TO DO.
Across the listing below, count the lines that mention the string "subtitle". Reply with the figure only.

[Stored data entries]
┏━━

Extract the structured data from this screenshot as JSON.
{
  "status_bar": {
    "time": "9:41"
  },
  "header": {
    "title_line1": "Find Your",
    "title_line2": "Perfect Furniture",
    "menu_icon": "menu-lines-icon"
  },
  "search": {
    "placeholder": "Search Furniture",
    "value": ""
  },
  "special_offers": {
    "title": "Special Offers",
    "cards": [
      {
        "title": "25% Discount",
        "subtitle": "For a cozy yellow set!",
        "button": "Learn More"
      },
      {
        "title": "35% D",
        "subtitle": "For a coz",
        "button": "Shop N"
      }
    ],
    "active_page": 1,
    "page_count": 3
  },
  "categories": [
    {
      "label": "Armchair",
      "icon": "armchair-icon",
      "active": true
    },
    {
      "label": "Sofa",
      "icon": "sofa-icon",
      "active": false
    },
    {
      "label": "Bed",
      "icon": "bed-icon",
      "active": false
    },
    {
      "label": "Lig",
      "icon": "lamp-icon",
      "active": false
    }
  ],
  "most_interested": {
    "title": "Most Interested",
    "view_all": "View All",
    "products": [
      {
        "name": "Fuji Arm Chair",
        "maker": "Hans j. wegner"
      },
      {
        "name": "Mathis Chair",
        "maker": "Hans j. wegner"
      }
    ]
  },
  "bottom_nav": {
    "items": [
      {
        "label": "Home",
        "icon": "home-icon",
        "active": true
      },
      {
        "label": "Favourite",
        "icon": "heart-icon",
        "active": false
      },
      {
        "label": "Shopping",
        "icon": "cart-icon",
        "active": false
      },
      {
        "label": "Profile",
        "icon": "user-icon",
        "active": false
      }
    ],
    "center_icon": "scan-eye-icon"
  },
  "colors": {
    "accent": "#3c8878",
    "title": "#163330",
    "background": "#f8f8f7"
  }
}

┗━━

OUTPUT.
2